Records from a data source
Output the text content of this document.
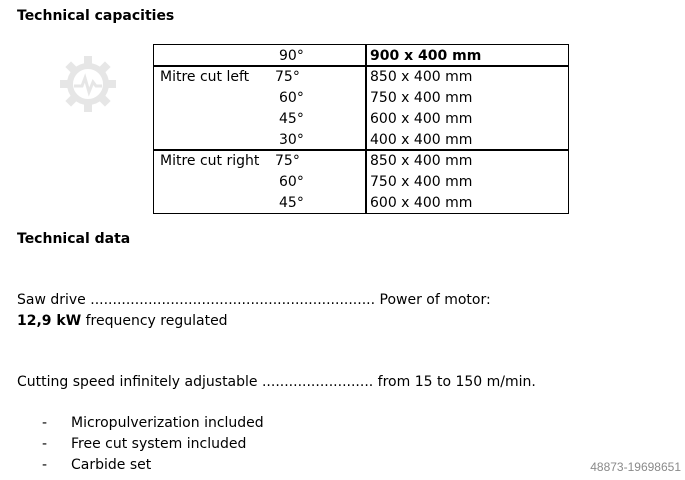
Technical capacities
90°	900 x 400 mm
Mitre cut left 75°	850 x 400 mm
60°	750 x 400 mm
45°	600 x 400 mm
30°	400 x 400 mm
Mitre cut right 75°	850 x 400 mm
60°	750 x 400 mm
45°	600 x 400 mm
Technical data
Saw drive ................................................................ Power of motor:
12,9 kW frequency regulated
Cutting speed infinitely adjustable ......................... from 15 to 150 m/min.
- Micropulverization included
- Free cut system included
- Carbide set	48873-19698651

- _OBJECTIVE_: Which lines hold the word "included"? Return all of them from the records above.

- _EXERCISE RESPONSE_:
- Micropulverization included
- Free cut system included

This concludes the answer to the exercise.